── SUPPLIED DATA
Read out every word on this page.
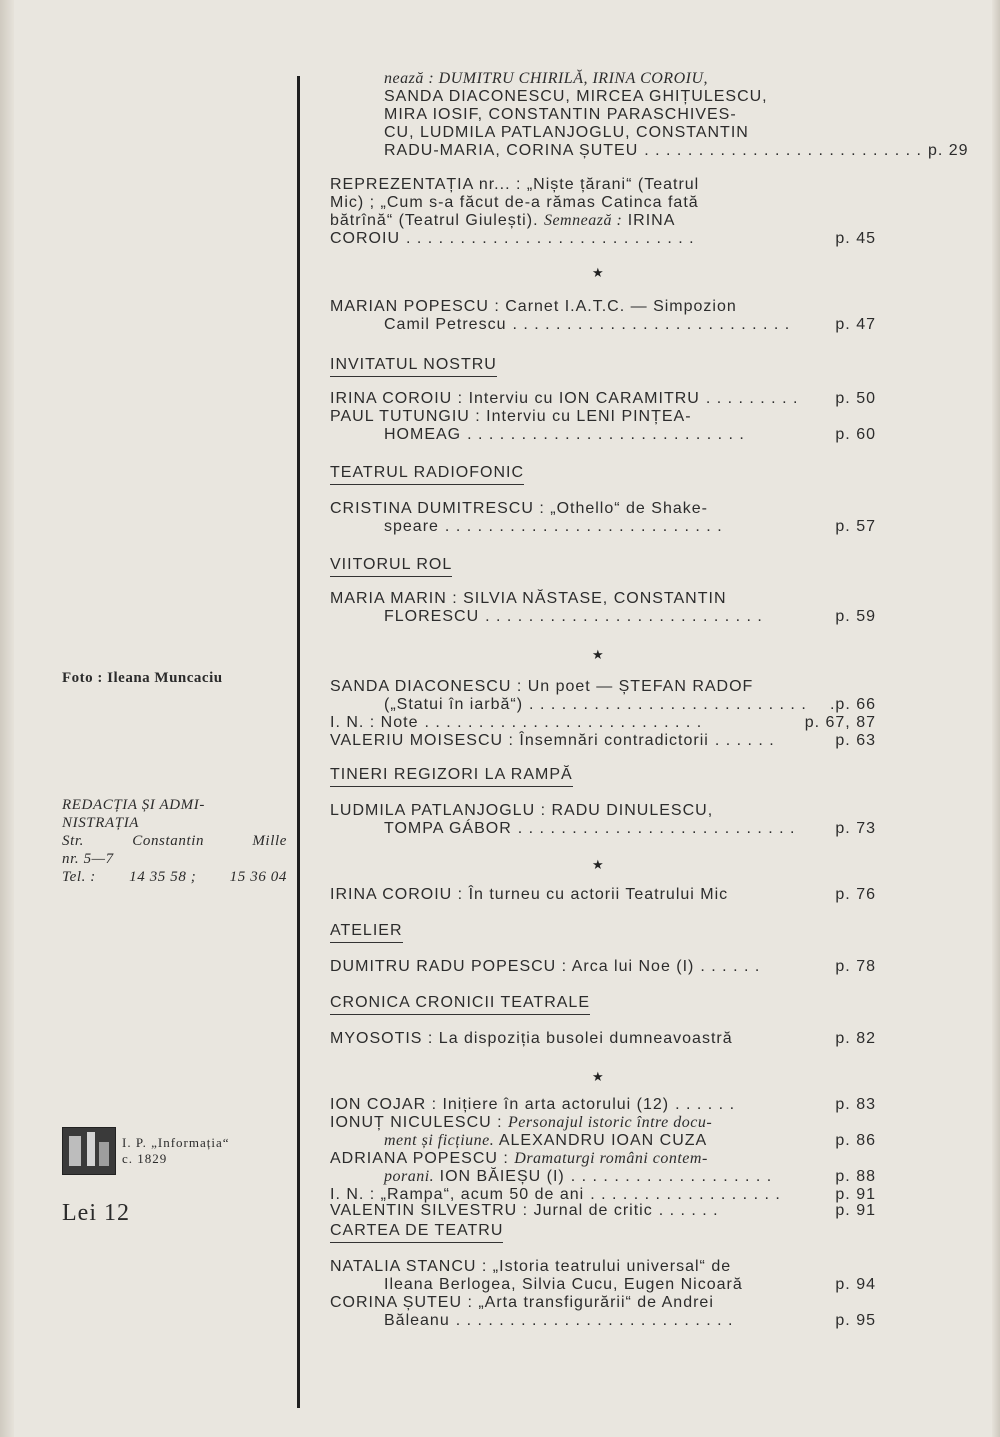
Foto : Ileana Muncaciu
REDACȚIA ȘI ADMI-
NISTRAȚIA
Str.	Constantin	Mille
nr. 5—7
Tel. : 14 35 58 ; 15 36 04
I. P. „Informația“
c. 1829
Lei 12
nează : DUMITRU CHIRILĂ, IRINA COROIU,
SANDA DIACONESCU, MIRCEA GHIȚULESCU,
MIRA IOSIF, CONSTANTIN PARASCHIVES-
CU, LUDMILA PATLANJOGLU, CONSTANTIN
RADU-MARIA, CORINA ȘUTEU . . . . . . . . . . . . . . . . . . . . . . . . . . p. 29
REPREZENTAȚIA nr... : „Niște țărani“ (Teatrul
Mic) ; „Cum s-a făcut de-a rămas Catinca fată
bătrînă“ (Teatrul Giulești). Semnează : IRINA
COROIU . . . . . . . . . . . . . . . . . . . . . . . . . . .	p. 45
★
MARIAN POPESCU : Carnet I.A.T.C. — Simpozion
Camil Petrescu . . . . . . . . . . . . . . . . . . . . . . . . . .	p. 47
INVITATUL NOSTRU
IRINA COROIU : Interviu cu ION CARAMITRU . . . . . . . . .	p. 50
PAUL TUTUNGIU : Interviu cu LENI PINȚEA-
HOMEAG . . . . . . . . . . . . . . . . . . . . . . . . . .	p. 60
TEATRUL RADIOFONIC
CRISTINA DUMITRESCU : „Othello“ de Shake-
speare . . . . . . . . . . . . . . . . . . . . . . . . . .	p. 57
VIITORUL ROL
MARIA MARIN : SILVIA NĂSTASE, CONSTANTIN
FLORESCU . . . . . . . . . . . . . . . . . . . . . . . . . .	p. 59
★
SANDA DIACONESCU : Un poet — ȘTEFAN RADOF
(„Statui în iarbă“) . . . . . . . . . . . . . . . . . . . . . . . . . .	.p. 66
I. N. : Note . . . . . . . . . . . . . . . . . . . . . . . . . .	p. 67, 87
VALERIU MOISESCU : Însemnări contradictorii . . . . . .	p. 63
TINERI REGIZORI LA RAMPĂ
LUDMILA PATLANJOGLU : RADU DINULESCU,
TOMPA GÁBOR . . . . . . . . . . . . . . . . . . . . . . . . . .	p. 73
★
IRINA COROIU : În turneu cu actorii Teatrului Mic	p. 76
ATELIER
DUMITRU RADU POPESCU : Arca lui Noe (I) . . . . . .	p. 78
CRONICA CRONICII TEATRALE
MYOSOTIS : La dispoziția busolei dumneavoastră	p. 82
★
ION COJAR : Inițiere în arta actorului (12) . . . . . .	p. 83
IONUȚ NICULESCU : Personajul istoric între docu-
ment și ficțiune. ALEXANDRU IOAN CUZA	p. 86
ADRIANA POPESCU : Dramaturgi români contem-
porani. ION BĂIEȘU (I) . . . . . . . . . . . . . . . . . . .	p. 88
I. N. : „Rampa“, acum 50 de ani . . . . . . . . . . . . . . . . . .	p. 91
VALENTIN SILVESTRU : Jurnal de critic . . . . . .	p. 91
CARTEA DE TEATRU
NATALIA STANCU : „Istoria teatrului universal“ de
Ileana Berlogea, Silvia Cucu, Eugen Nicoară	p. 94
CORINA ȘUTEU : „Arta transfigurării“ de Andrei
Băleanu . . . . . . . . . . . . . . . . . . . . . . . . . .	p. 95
────
── SUPPLIED DATA
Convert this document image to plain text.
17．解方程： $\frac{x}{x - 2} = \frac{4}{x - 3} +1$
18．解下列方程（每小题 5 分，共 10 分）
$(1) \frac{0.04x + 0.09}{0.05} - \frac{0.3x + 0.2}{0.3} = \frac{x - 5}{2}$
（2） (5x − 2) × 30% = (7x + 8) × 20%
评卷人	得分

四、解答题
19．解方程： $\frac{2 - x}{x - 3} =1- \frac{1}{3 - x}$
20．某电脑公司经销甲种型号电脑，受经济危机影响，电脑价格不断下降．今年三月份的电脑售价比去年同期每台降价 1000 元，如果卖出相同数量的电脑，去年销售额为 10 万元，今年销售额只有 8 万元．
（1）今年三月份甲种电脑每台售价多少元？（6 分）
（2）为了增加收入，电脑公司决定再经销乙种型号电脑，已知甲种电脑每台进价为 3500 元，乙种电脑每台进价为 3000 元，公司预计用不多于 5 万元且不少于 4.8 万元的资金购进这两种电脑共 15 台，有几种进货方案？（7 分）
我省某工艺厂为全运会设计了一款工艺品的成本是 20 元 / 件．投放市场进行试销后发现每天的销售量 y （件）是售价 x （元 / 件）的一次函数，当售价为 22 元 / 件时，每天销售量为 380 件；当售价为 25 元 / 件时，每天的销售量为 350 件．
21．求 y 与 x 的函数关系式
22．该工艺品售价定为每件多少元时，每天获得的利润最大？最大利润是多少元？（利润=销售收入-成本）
────
**SET EXERCISE**
Count each line where the string "Interviu" occurs, and write only the number.

**SOLUTION TO THE PROBLEM**
2